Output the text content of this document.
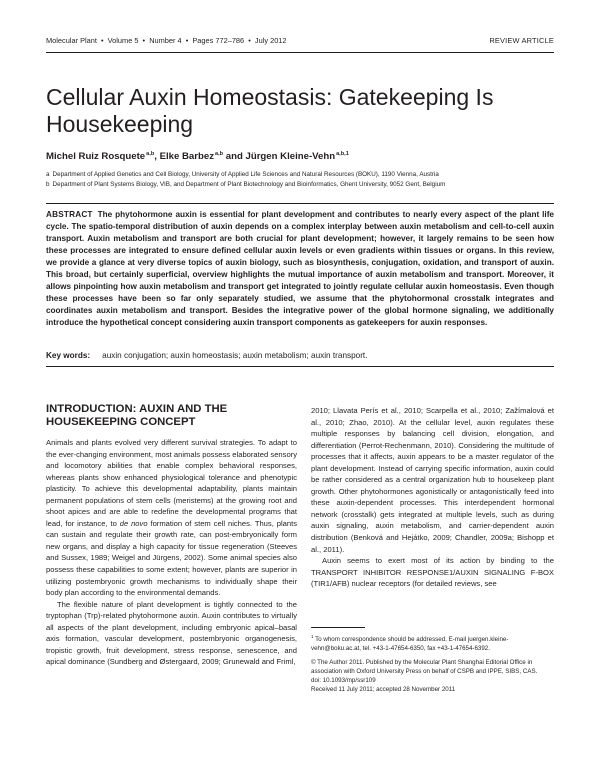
Molecular Plant • Volume 5 • Number 4 • Pages 772–786 • July 2012	REVIEW ARTICLE
Cellular Auxin Homeostasis: Gatekeeping Is Housekeeping
Michel Ruiz Rosquete$^{a,b}$, Elke Barbez$^{a,b}$ and Jürgen Kleine-Vehn$^{a,b,1}$
a Department of Applied Genetics and Cell Biology, University of Applied Life Sciences and Natural Resources (BOKU), 1190 Vienna, Austria
b Department of Plant Systems Biology, VIB, and Department of Plant Biotechnology and Bioinformatics, Ghent University, 9052 Gent, Belgium
ABSTRACT The phytohormone auxin is essential for plant development and contributes to nearly every aspect of the plant life cycle. The spatio-temporal distribution of auxin depends on a complex interplay between auxin metabolism and cell-to-cell auxin transport. Auxin metabolism and transport are both crucial for plant development; however, it largely remains to be seen how these processes are integrated to ensure defined cellular auxin levels or even gradients within tissues or organs. In this review, we provide a glance at very diverse topics of auxin biology, such as biosynthesis, conjugation, oxidation, and transport of auxin. This broad, but certainly superficial, overview highlights the mutual importance of auxin metabolism and transport. Moreover, it allows pinpointing how auxin metabolism and transport get integrated to jointly regulate cellular auxin homeostasis. Even though these processes have been so far only separately studied, we assume that the phytohormonal crosstalk integrates and coordinates auxin metabolism and transport. Besides the integrative power of the global hormone signaling, we additionally introduce the hypothetical concept considering auxin transport components as gatekeepers for auxin responses.
Key words: auxin conjugation; auxin homeostasis; auxin metabolism; auxin transport.
INTRODUCTION: AUXIN AND THE HOUSEKEEPING CONCEPT

Animals and plants evolved very different survival strategies. To adapt to the ever-changing environment, most animals possess elaborated sensory and locomotory abilities that enable complex behavioral responses, whereas plants show enhanced physiological tolerance and phenotypic plasticity. To achieve this developmental adaptability, plants maintain permanent populations of stem cells (meristems) at the growing root and shoot apices and are able to redefine the developmental programs that lead, for instance, to de novo formation of stem cell niches. Thus, plants can sustain and regulate their growth rate, can post-embryonically form new organs, and display a high capacity for tissue regeneration (Steeves and Sussex, 1989; Weigel and Jürgens, 2002). Some animal species also possess these capabilities to some extent; however, plants are superior in utilizing postembryonic growth mechanisms to individually shape their body plan according to the environmental demands.

The flexible nature of plant development is tightly connected to the tryptophan (Trp)-related phytohormone auxin. Auxin contributes to virtually all aspects of the plant development, including embryonic apical–basal axis formation, vascular development, postembryonic organogenesis, tropistic growth, fruit development, stress response, senescence, and apical dominance (Sundberg and Østergaard, 2009; Grunewald and Friml,

2010; Llavata Perís et al., 2010; Scarpella et al., 2010; Zažímalová et al., 2010; Zhao, 2010). At the cellular level, auxin regulates these multiple responses by balancing cell division, elongation, and differentiation (Perrot-Rechenmann, 2010). Considering the multitude of processes that it affects, auxin appears to be a master regulator of the plant development. Instead of carrying specific information, auxin could be rather considered as a central organization hub to housekeep plant growth. Other phytohormones agonistically or antagonistically feed into these auxin-dependent processes. This interdependent hormonal network (crosstalk) gets integrated at multiple levels, such as during auxin signaling, auxin metabolism, and carrier-dependent auxin distribution (Benková and Hejátko, 2009; Chandler, 2009a; Bishopp et al., 2011).

Auxin seems to exert most of its action by binding to the TRANSPORT INHIBITOR RESPONSE1/AUXIN SIGNALING F-BOX (TIR1/AFB) nuclear receptors (for detailed reviews, see

$^1$ To whom correspondence should be addressed. E-mail juergen.kleine-vehn@boku.ac.at, tel. +43-1-47654-6350, fax +43-1-47654-6392.

© The Author 2011. Published by the Molecular Plant Shanghai Editorial Office in association with Oxford University Press on behalf of CSPB and IPPE, SIBS, CAS.

doi: 10.1093/mp/ssr109

Received 11 July 2011; accepted 28 November 2011
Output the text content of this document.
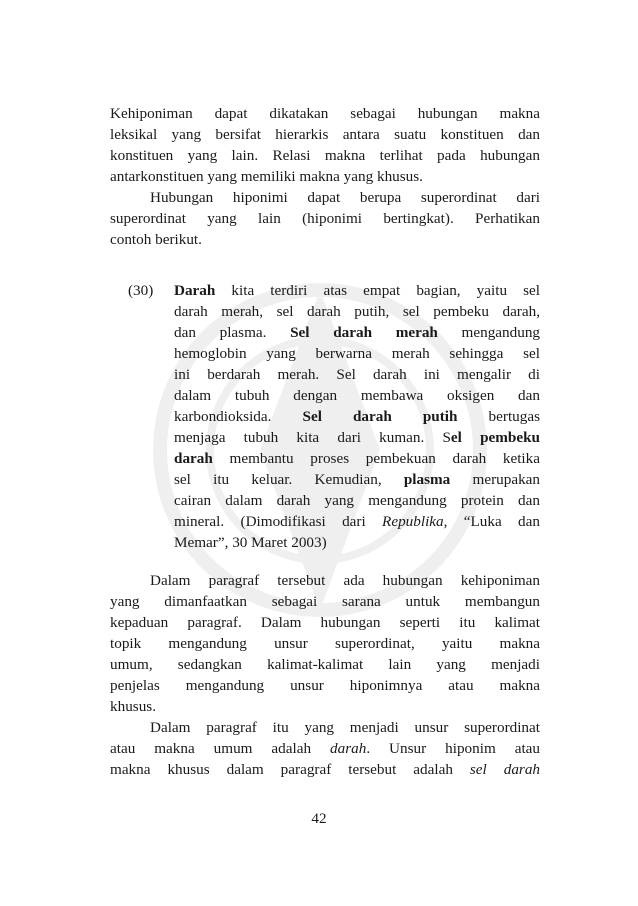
Kehiponiman dapat dikatakan sebagai hubungan makna

leksikal yang bersifat hierarkis antara suatu konstituen dan

konstituen yang lain. Relasi makna terlihat pada hubungan

antarkonstituen yang memiliki makna yang khusus.

Hubungan hiponimi dapat berupa superordinat dari

superordinat yang lain (hiponimi bertingkat). Perhatikan

contoh berikut.

(30) Darah kita terdiri atas empat bagian, yaitu sel
darah merah, sel darah putih, sel pembeku darah,
dan plasma. Sel darah merah mengandung
hemoglobin yang berwarna merah sehingga sel
ini berdarah merah. Sel darah ini mengalir di
dalam tubuh dengan membawa oksigen dan
karbondioksida. Sel darah putih bertugas
menjaga tubuh kita dari kuman. Sel pembeku
darah membantu proses pembekuan darah ketika
sel itu keluar. Kemudian, plasma merupakan
cairan dalam darah yang mengandung protein dan
mineral. (Dimodifikasi dari Republika, “Luka dan
Memar”, 30 Maret 2003)

Dalam paragraf tersebut ada hubungan kehiponiman

yang dimanfaatkan sebagai sarana untuk membangun

kepaduan paragraf. Dalam hubungan seperti itu kalimat

topik mengandung unsur superordinat, yaitu makna

umum, sedangkan kalimat-kalimat lain yang menjadi

penjelas mengandung unsur hiponimnya atau makna

khusus.

Dalam paragraf itu yang menjadi unsur superordinat

atau makna umum adalah darah. Unsur hiponim atau

makna khusus dalam paragraf tersebut adalah sel darah

42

※

Print the entire listing precisely as written, omitting the images it holds.

### OUTPUT FOR THIS TASK
Output the text content of this document.
Molecular Plant • Volume 5 • Number 4 • Pages 772–786 • July 2012	REVIEW ARTICLE
Cellular Auxin Homeostasis: Gatekeeping Is Housekeeping
Michel Ruiz Rosquete$^{a,b}$, Elke Barbez$^{a,b}$ and Jürgen Kleine-Vehn$^{a,b,1}$
a Department of Applied Genetics and Cell Biology, University of Applied Life Sciences and Natural Resources (BOKU), 1190 Vienna, Austria
b Department of Plant Systems Biology, VIB, and Department of Plant Biotechnology and Bioinformatics, Ghent University, 9052 Gent, Belgium
ABSTRACT The phytohormone auxin is essential for plant development and contributes to nearly every aspect of the plant life cycle. The spatio-temporal distribution of auxin depends on a complex interplay between auxin metabolism and cell-to-cell auxin transport. Auxin metabolism and transport are both crucial for plant development; however, it largely remains to be seen how these processes are integrated to ensure defined cellular auxin levels or even gradients within tissues or organs. In this review, we provide a glance at very diverse topics of auxin biology, such as biosynthesis, conjugation, oxidation, and transport of auxin. This broad, but certainly superficial, overview highlights the mutual importance of auxin metabolism and transport. Moreover, it allows pinpointing how auxin metabolism and transport get integrated to jointly regulate cellular auxin homeostasis. Even though these processes have been so far only separately studied, we assume that the phytohormonal crosstalk integrates and coordinates auxin metabolism and transport. Besides the integrative power of the global hormone signaling, we additionally introduce the hypothetical concept considering auxin transport components as gatekeepers for auxin responses.
Key words: auxin conjugation; auxin homeostasis; auxin metabolism; auxin transport.
INTRODUCTION: AUXIN AND THE HOUSEKEEPING CONCEPT

Animals and plants evolved very different survival strategies. To adapt to the ever-changing environment, most animals possess elaborated sensory and locomotory abilities that enable complex behavioral responses, whereas plants show enhanced physiological tolerance and phenotypic plasticity. To achieve this developmental adaptability, plants maintain permanent populations of stem cells (meristems) at the growing root and shoot apices and are able to redefine the developmental programs that lead, for instance, to de novo formation of stem cell niches. Thus, plants can sustain and regulate their growth rate, can post-embryonically form new organs, and display a high capacity for tissue regeneration (Steeves and Sussex, 1989; Weigel and Jürgens, 2002). Some animal species also possess these capabilities to some extent; however, plants are superior in utilizing postembryonic growth mechanisms to individually shape their body plan according to the environmental demands.

The flexible nature of plant development is tightly connected to the tryptophan (Trp)-related phytohormone auxin. Auxin contributes to virtually all aspects of the plant development, including embryonic apical–basal axis formation, vascular development, postembryonic organogenesis, tropistic growth, fruit development, stress response, senescence, and apical dominance (Sundberg and Østergaard, 2009; Grunewald and Friml,

2010; Llavata Perís et al., 2010; Scarpella et al., 2010; Zažímalová et al., 2010; Zhao, 2010). At the cellular level, auxin regulates these multiple responses by balancing cell division, elongation, and differentiation (Perrot-Rechenmann, 2010). Considering the multitude of processes that it affects, auxin appears to be a master regulator of the plant development. Instead of carrying specific information, auxin could be rather considered as a central organization hub to housekeep plant growth. Other phytohormones agonistically or antagonistically feed into these auxin-dependent processes. This interdependent hormonal network (crosstalk) gets integrated at multiple levels, such as during auxin signaling, auxin metabolism, and carrier-dependent auxin distribution (Benková and Hejátko, 2009; Chandler, 2009a; Bishopp et al., 2011).

Auxin seems to exert most of its action by binding to the TRANSPORT INHIBITOR RESPONSE1/AUXIN SIGNALING F-BOX (TIR1/AFB) nuclear receptors (for detailed reviews, see

$^1$ To whom correspondence should be addressed. E-mail juergen.kleine-vehn@boku.ac.at, tel. +43-1-47654-6350, fax +43-1-47654-6392.

© The Author 2011. Published by the Molecular Plant Shanghai Editorial Office in association with Oxford University Press on behalf of CSPB and IPPE, SIBS, CAS.

doi: 10.1093/mp/ssr109

Received 11 July 2011; accepted 28 November 2011
Output the text content of this document.
Kehiponiman dapat dikatakan sebagai hubungan makna

leksikal yang bersifat hierarkis antara suatu konstituen dan

konstituen yang lain. Relasi makna terlihat pada hubungan

antarkonstituen yang memiliki makna yang khusus.

Hubungan hiponimi dapat berupa superordinat dari

superordinat yang lain (hiponimi bertingkat). Perhatikan

contoh berikut.

(30) Darah kita terdiri atas empat bagian, yaitu sel
darah merah, sel darah putih, sel pembeku darah,
dan plasma. Sel darah merah mengandung
hemoglobin yang berwarna merah sehingga sel
ini berdarah merah. Sel darah ini mengalir di
dalam tubuh dengan membawa oksigen dan
karbondioksida. Sel darah putih bertugas
menjaga tubuh kita dari kuman. Sel pembeku
darah membantu proses pembekuan darah ketika
sel itu keluar. Kemudian, plasma merupakan
cairan dalam darah yang mengandung protein dan
mineral. (Dimodifikasi dari Republika, “Luka dan
Memar”, 30 Maret 2003)

Dalam paragraf tersebut ada hubungan kehiponiman

yang dimanfaatkan sebagai sarana untuk membangun

kepaduan paragraf. Dalam hubungan seperti itu kalimat

topik mengandung unsur superordinat, yaitu makna

umum, sedangkan kalimat-kalimat lain yang menjadi

penjelas mengandung unsur hiponimnya atau makna

khusus.

Dalam paragraf itu yang menjadi unsur superordinat

atau makna umum adalah darah. Unsur hiponim atau

makna khusus dalam paragraf tersebut adalah sel darah

42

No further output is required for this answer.